Do this =
Each entry below is to be printed verbatim.
'''
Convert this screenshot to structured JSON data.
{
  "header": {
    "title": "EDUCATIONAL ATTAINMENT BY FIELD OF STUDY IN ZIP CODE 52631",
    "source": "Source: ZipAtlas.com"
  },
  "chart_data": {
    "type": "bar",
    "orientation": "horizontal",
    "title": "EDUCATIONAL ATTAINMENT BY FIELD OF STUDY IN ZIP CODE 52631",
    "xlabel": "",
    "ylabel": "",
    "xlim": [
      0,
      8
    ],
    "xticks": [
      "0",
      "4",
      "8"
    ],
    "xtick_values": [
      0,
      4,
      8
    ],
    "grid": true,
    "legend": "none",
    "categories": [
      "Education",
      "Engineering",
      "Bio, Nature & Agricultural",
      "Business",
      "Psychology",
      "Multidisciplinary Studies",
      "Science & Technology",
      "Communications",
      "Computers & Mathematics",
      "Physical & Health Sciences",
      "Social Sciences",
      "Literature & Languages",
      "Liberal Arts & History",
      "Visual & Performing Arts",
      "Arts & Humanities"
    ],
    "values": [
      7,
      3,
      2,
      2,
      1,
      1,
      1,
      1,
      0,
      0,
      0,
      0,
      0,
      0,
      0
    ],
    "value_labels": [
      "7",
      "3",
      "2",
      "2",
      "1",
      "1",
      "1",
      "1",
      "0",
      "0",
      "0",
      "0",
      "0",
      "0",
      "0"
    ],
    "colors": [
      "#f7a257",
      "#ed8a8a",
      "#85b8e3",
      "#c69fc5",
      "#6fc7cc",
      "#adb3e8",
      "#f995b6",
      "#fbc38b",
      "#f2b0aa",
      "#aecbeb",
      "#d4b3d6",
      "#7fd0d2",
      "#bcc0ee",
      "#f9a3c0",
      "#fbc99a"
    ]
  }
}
'''
Completed exercise =
Convert this screenshot to structured JSON data.
{
  "header": {
    "title": "EDUCATIONAL ATTAINMENT BY FIELD OF STUDY IN ZIP CODE 52631",
    "source": "Source: ZipAtlas.com"
  },
  "chart_data": {
    "type": "bar",
    "orientation": "horizontal",
    "title": "EDUCATIONAL ATTAINMENT BY FIELD OF STUDY IN ZIP CODE 52631",
    "xlabel": "",
    "ylabel": "",
    "xlim": [
      0,
      8
    ],
    "xticks": [
      "0",
      "4",
      "8"
    ],
    "xtick_values": [
      0,
      4,
      8
    ],
    "grid": true,
    "legend": "none",
    "categories": [
      "Education",
      "Engineering",
      "Bio, Nature & Agricultural",
      "Business",
      "Psychology",
      "Multidisciplinary Studies",
      "Science & Technology",
      "Communications",
      "Computers & Mathematics",
      "Physical & Health Sciences",
      "Social Sciences",
      "Literature & Languages",
      "Liberal Arts & History",
      "Visual & Performing Arts",
      "Arts & Humanities"
    ],
    "values": [
      7,
      3,
      2,
      2,
      1,
      1,
      1,
      1,
      0,
      0,
      0,
      0,
      0,
      0,
      0
    ],
    "value_labels": [
      "7",
      "3",
      "2",
      "2",
      "1",
      "1",
      "1",
      "1",
      "0",
      "0",
      "0",
      "0",
      "0",
      "0",
      "0"
    ],
    "colors": [
      "#f7a257",
      "#ed8a8a",
      "#85b8e3",
      "#c69fc5",
      "#6fc7cc",
      "#adb3e8",
      "#f995b6",
      "#fbc38b",
      "#f2b0aa",
      "#aecbeb",
      "#d4b3d6",
      "#7fd0d2",
      "#bcc0ee",
      "#f9a3c0",
      "#fbc99a"
    ]
  }
}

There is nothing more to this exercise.